» **YOUR GOAL**:
Give the data a second time, exactly and in full.

» **THE DATA**:
## begin

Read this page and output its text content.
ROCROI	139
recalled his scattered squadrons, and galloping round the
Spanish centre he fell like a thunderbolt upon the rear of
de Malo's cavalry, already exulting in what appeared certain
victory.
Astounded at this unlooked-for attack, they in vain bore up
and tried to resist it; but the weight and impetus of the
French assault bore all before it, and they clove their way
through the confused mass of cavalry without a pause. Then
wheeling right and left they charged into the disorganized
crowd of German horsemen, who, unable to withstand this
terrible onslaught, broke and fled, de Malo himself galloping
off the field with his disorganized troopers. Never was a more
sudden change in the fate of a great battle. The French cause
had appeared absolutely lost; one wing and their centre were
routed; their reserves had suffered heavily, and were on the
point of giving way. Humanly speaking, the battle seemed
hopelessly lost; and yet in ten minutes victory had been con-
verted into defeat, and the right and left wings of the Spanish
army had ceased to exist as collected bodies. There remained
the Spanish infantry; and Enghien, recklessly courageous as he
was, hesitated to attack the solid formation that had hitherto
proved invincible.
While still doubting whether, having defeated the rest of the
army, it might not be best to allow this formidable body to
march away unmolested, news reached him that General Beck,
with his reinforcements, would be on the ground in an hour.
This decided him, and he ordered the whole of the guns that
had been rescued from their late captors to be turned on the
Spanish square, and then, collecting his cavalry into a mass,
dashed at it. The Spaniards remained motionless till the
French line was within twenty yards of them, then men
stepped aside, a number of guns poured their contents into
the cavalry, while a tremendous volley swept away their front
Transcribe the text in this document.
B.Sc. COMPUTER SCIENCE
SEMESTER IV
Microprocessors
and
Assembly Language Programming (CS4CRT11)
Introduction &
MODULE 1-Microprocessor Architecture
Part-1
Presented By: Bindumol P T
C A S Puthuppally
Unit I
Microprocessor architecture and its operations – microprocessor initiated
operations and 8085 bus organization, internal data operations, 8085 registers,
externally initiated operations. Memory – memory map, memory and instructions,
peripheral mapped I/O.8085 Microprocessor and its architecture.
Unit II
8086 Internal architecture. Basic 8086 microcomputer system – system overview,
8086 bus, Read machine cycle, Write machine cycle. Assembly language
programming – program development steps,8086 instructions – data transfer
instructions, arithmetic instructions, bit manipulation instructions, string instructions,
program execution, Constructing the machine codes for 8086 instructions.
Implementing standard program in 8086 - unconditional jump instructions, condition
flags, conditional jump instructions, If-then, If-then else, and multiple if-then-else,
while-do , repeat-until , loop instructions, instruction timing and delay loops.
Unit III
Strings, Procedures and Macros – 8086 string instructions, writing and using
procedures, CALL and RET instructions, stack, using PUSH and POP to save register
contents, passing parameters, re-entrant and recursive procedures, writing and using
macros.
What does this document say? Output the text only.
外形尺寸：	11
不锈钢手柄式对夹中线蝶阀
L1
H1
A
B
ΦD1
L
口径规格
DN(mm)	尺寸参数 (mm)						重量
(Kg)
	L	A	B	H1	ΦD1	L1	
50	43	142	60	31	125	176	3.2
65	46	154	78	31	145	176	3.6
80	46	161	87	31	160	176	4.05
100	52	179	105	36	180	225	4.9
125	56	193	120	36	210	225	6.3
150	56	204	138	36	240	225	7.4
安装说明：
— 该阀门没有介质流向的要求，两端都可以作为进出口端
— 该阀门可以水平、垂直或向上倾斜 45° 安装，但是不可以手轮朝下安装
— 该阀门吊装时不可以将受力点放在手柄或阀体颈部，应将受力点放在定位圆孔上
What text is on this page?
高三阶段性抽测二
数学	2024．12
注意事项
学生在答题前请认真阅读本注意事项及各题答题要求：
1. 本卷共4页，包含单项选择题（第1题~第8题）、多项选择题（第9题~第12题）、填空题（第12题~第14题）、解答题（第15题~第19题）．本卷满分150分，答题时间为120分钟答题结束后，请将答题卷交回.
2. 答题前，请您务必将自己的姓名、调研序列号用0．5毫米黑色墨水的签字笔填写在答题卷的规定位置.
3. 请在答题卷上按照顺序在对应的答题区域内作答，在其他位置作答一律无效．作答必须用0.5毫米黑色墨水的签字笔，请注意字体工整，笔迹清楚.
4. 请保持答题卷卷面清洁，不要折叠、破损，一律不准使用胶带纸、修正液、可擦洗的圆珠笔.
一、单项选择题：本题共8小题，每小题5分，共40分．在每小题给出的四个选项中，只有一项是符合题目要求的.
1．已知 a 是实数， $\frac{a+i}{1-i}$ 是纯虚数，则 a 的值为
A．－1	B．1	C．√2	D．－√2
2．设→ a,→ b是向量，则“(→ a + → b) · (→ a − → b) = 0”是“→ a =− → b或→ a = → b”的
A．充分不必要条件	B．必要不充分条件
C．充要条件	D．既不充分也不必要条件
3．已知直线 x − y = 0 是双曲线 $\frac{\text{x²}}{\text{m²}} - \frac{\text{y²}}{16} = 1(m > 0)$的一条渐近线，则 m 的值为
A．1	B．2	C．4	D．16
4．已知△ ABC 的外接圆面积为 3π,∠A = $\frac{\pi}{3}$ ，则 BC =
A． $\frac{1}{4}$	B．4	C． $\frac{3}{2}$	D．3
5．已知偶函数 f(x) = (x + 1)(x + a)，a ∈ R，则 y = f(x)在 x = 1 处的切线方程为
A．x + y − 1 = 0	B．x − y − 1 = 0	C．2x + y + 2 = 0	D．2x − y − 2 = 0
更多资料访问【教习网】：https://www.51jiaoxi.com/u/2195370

## end

» **RESPONSE BELOW**:
Read this page and output its text content.
ROCROI	139
recalled his scattered squadrons, and galloping round the
Spanish centre he fell like a thunderbolt upon the rear of
de Malo's cavalry, already exulting in what appeared certain
victory.
Astounded at this unlooked-for attack, they in vain bore up
and tried to resist it; but the weight and impetus of the
French assault bore all before it, and they clove their way
through the confused mass of cavalry without a pause. Then
wheeling right and left they charged into the disorganized
crowd of German horsemen, who, unable to withstand this
terrible onslaught, broke and fled, de Malo himself galloping
off the field with his disorganized troopers. Never was a more
sudden change in the fate of a great battle. The French cause
had appeared absolutely lost; one wing and their centre were
routed; their reserves had suffered heavily, and were on the
point of giving way. Humanly speaking, the battle seemed
hopelessly lost; and yet in ten minutes victory had been con-
verted into defeat, and the right and left wings of the Spanish
army had ceased to exist as collected bodies. There remained
the Spanish infantry; and Enghien, recklessly courageous as he
was, hesitated to attack the solid formation that had hitherto
proved invincible.
While still doubting whether, having defeated the rest of the
army, it might not be best to allow this formidable body to
march away unmolested, news reached him that General Beck,
with his reinforcements, would be on the ground in an hour.
This decided him, and he ordered the whole of the guns that
had been rescued from their late captors to be turned on the
Spanish square, and then, collecting his cavalry into a mass,
dashed at it. The Spaniards remained motionless till the
French line was within twenty yards of them, then men
stepped aside, a number of guns poured their contents into
the cavalry, while a tremendous volley swept away their front
Transcribe the text in this document.
B.Sc. COMPUTER SCIENCE
SEMESTER IV
Microprocessors
and
Assembly Language Programming (CS4CRT11)
Introduction &
MODULE 1-Microprocessor Architecture
Part-1
Presented By: Bindumol P T
C A S Puthuppally
Unit I
Microprocessor architecture and its operations – microprocessor initiated
operations and 8085 bus organization, internal data operations, 8085 registers,
externally initiated operations. Memory – memory map, memory and instructions,
peripheral mapped I/O.8085 Microprocessor and its architecture.
Unit II
8086 Internal architecture. Basic 8086 microcomputer system – system overview,
8086 bus, Read machine cycle, Write machine cycle. Assembly language
programming – program development steps,8086 instructions – data transfer
instructions, arithmetic instructions, bit manipulation instructions, string instructions,
program execution, Constructing the machine codes for 8086 instructions.
Implementing standard program in 8086 - unconditional jump instructions, condition
flags, conditional jump instructions, If-then, If-then else, and multiple if-then-else,
while-do , repeat-until , loop instructions, instruction timing and delay loops.
Unit III
Strings, Procedures and Macros – 8086 string instructions, writing and using
procedures, CALL and RET instructions, stack, using PUSH and POP to save register
contents, passing parameters, re-entrant and recursive procedures, writing and using
macros.
What does this document say? Output the text only.
外形尺寸：	11
不锈钢手柄式对夹中线蝶阀
L1
H1
A
B
ΦD1
L
口径规格
DN(mm)	尺寸参数 (mm)						重量
(Kg)
	L	A	B	H1	ΦD1	L1	
50	43	142	60	31	125	176	3.2
65	46	154	78	31	145	176	3.6
80	46	161	87	31	160	176	4.05
100	52	179	105	36	180	225	4.9
125	56	193	120	36	210	225	6.3
150	56	204	138	36	240	225	7.4
安装说明：
— 该阀门没有介质流向的要求，两端都可以作为进出口端
— 该阀门可以水平、垂直或向上倾斜 45° 安装，但是不可以手轮朝下安装
— 该阀门吊装时不可以将受力点放在手柄或阀体颈部，应将受力点放在定位圆孔上
What text is on this page?
高三阶段性抽测二
数学	2024．12
注意事项
学生在答题前请认真阅读本注意事项及各题答题要求：
1. 本卷共4页，包含单项选择题（第1题~第8题）、多项选择题（第9题~第12题）、填空题（第12题~第14题）、解答题（第15题~第19题）．本卷满分150分，答题时间为120分钟答题结束后，请将答题卷交回.
2. 答题前，请您务必将自己的姓名、调研序列号用0．5毫米黑色墨水的签字笔填写在答题卷的规定位置.
3. 请在答题卷上按照顺序在对应的答题区域内作答，在其他位置作答一律无效．作答必须用0.5毫米黑色墨水的签字笔，请注意字体工整，笔迹清楚.
4. 请保持答题卷卷面清洁，不要折叠、破损，一律不准使用胶带纸、修正液、可擦洗的圆珠笔.
一、单项选择题：本题共8小题，每小题5分，共40分．在每小题给出的四个选项中，只有一项是符合题目要求的.
1．已知 a 是实数， $\frac{a+i}{1-i}$ 是纯虚数，则 a 的值为
A．－1	B．1	C．√2	D．－√2
2．设→ a,→ b是向量，则“(→ a + → b) · (→ a − → b) = 0”是“→ a =− → b或→ a = → b”的
A．充分不必要条件	B．必要不充分条件
C．充要条件	D．既不充分也不必要条件
3．已知直线 x − y = 0 是双曲线 $\frac{\text{x²}}{\text{m²}} - \frac{\text{y²}}{16} = 1(m > 0)$的一条渐近线，则 m 的值为
A．1	B．2	C．4	D．16
4．已知△ ABC 的外接圆面积为 3π,∠A = $\frac{\pi}{3}$ ，则 BC =
A． $\frac{1}{4}$	B．4	C． $\frac{3}{2}$	D．3
5．已知偶函数 f(x) = (x + 1)(x + a)，a ∈ R，则 y = f(x)在 x = 1 处的切线方程为
A．x + y − 1 = 0	B．x − y − 1 = 0	C．2x + y + 2 = 0	D．2x − y − 2 = 0
更多资料访问【教习网】：https://www.51jiaoxi.com/u/2195370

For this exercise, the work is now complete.